'''

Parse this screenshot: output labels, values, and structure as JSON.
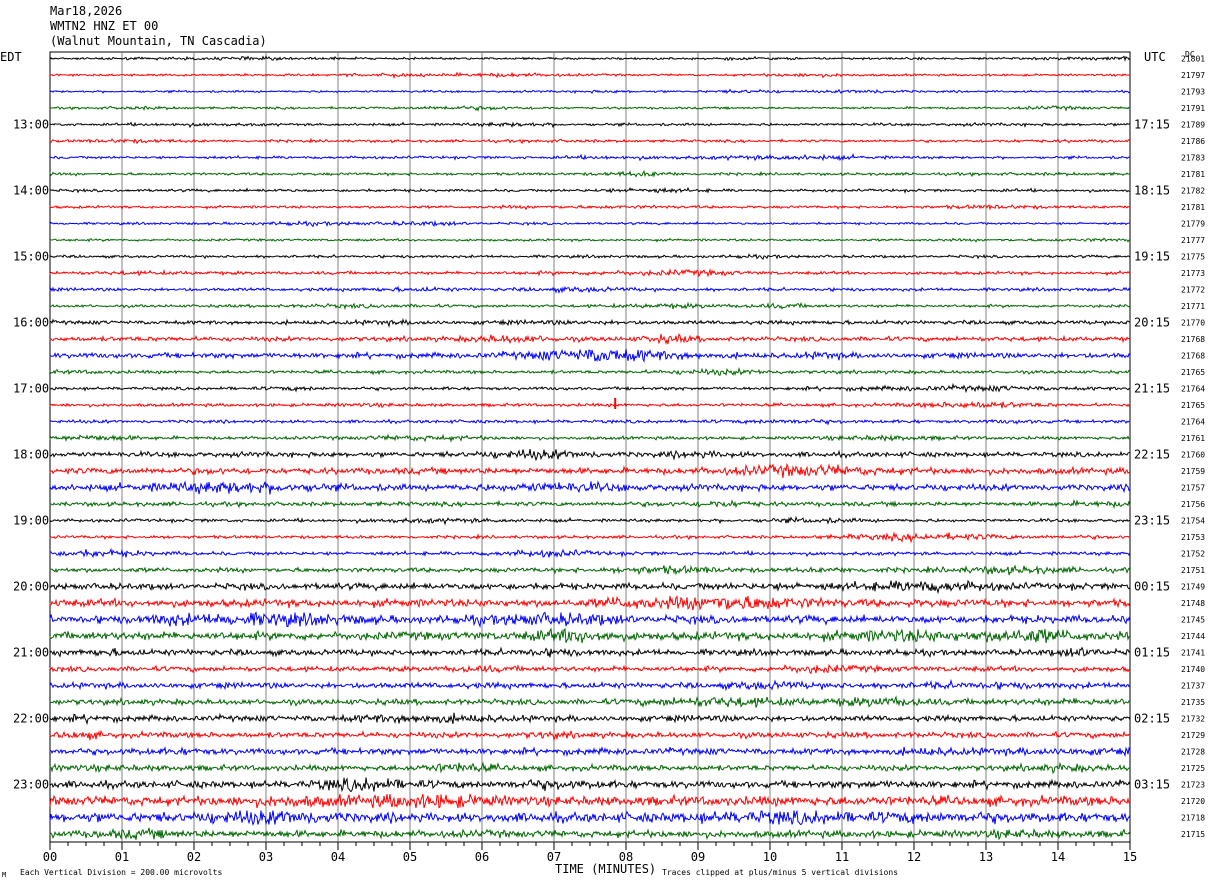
{
  "header": {
    "date": "Mar18,2026",
    "station": "WMTN2 HNZ ET 00",
    "location": "(Walnut Mountain, TN Cascadia)"
  },
  "left_zone_label": "EDT",
  "right_zone_label": "UTC",
  "dc_label": "DC",
  "footer": {
    "scale_note": "Each Vertical Division =  200.00 microvolts",
    "xlabel": "TIME (MINUTES)",
    "clip_note": "Traces clipped at plus/minus 5 vertical divisions",
    "corner_mark": "M"
  },
  "colors": {
    "trace_cycle": [
      "#000000",
      "#ff0000",
      "#0000ff",
      "#006600"
    ],
    "grid": "#808080"
  },
  "chart_data": {
    "type": "line",
    "title": "",
    "xlabel": "TIME (MINUTES)",
    "xlim": [
      0,
      15
    ],
    "x_tick_labels": [
      "00",
      "01",
      "02",
      "03",
      "04",
      "05",
      "06",
      "07",
      "08",
      "09",
      "10",
      "11",
      "12",
      "13",
      "14",
      "15"
    ],
    "minutes_per_row": 15,
    "left_hour_labels": [
      "13:00",
      "14:00",
      "15:00",
      "16:00",
      "17:00",
      "18:00",
      "19:00",
      "20:00",
      "21:00",
      "22:00",
      "23:00"
    ],
    "right_hour_labels": [
      "17:15",
      "18:15",
      "19:15",
      "20:15",
      "21:15",
      "22:15",
      "23:15",
      "00:15",
      "01:15",
      "02:15",
      "03:15"
    ],
    "dc_offsets": [
      21801,
      21797,
      21793,
      21791,
      21789,
      21786,
      21783,
      21781,
      21782,
      21781,
      21779,
      21777,
      21775,
      21773,
      21772,
      21771,
      21770,
      21768,
      21768,
      21765,
      21764,
      21765,
      21764,
      21761,
      21760,
      21759,
      21757,
      21756,
      21754,
      21753,
      21752,
      21751,
      21749,
      21748,
      21745,
      21744,
      21741,
      21740,
      21737,
      21735,
      21732,
      21729,
      21728,
      21725,
      21723,
      21720,
      21718,
      21715
    ],
    "row_noise_amplitude": [
      1.2,
      1.2,
      1.2,
      1.2,
      1.5,
      1.5,
      1.5,
      1.5,
      1.5,
      1.5,
      1.3,
      1.3,
      1.5,
      1.8,
      1.8,
      1.6,
      2.2,
      2.6,
      3.0,
      1.8,
      1.8,
      1.8,
      1.8,
      1.8,
      2.8,
      3.6,
      3.6,
      2.4,
      1.8,
      1.8,
      2.0,
      2.6,
      3.6,
      4.4,
      4.4,
      4.6,
      3.4,
      3.0,
      3.2,
      3.2,
      3.2,
      3.2,
      3.6,
      3.2,
      4.0,
      5.5,
      5.5,
      4.0
    ],
    "spike": {
      "row": 21,
      "minute": 7.85,
      "amplitude_divisions": 4
    }
  }
}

'''

__Task goal__.
Copy each line in full and exactly, omitting any picture.

__Solution for this problem__.
Parse this screenshot: output labels, values, and structure as JSON.
{
  "header": {
    "date": "Mar18,2026",
    "station": "WMTN2 HNZ ET 00",
    "location": "(Walnut Mountain, TN Cascadia)"
  },
  "left_zone_label": "EDT",
  "right_zone_label": "UTC",
  "dc_label": "DC",
  "footer": {
    "scale_note": "Each Vertical Division =  200.00 microvolts",
    "xlabel": "TIME (MINUTES)",
    "clip_note": "Traces clipped at plus/minus 5 vertical divisions",
    "corner_mark": "M"
  },
  "colors": {
    "trace_cycle": [
      "#000000",
      "#ff0000",
      "#0000ff",
      "#006600"
    ],
    "grid": "#808080"
  },
  "chart_data": {
    "type": "line",
    "title": "",
    "xlabel": "TIME (MINUTES)",
    "xlim": [
      0,
      15
    ],
    "x_tick_labels": [
      "00",
      "01",
      "02",
      "03",
      "04",
      "05",
      "06",
      "07",
      "08",
      "09",
      "10",
      "11",
      "12",
      "13",
      "14",
      "15"
    ],
    "minutes_per_row": 15,
    "left_hour_labels": [
      "13:00",
      "14:00",
      "15:00",
      "16:00",
      "17:00",
      "18:00",
      "19:00",
      "20:00",
      "21:00",
      "22:00",
      "23:00"
    ],
    "right_hour_labels": [
      "17:15",
      "18:15",
      "19:15",
      "20:15",
      "21:15",
      "22:15",
      "23:15",
      "00:15",
      "01:15",
      "02:15",
      "03:15"
    ],
    "dc_offsets": [
      21801,
      21797,
      21793,
      21791,
      21789,
      21786,
      21783,
      21781,
      21782,
      21781,
      21779,
      21777,
      21775,
      21773,
      21772,
      21771,
      21770,
      21768,
      21768,
      21765,
      21764,
      21765,
      21764,
      21761,
      21760,
      21759,
      21757,
      21756,
      21754,
      21753,
      21752,
      21751,
      21749,
      21748,
      21745,
      21744,
      21741,
      21740,
      21737,
      21735,
      21732,
      21729,
      21728,
      21725,
      21723,
      21720,
      21718,
      21715
    ],
    "row_noise_amplitude": [
      1.2,
      1.2,
      1.2,
      1.2,
      1.5,
      1.5,
      1.5,
      1.5,
      1.5,
      1.5,
      1.3,
      1.3,
      1.5,
      1.8,
      1.8,
      1.6,
      2.2,
      2.6,
      3.0,
      1.8,
      1.8,
      1.8,
      1.8,
      1.8,
      2.8,
      3.6,
      3.6,
      2.4,
      1.8,
      1.8,
      2.0,
      2.6,
      3.6,
      4.4,
      4.4,
      4.6,
      3.4,
      3.0,
      3.2,
      3.2,
      3.2,
      3.2,
      3.6,
      3.2,
      4.0,
      5.5,
      5.5,
      4.0
    ],
    "spike": {
      "row": 21,
      "minute": 7.85,
      "amplitude_divisions": 4
    }
  }
}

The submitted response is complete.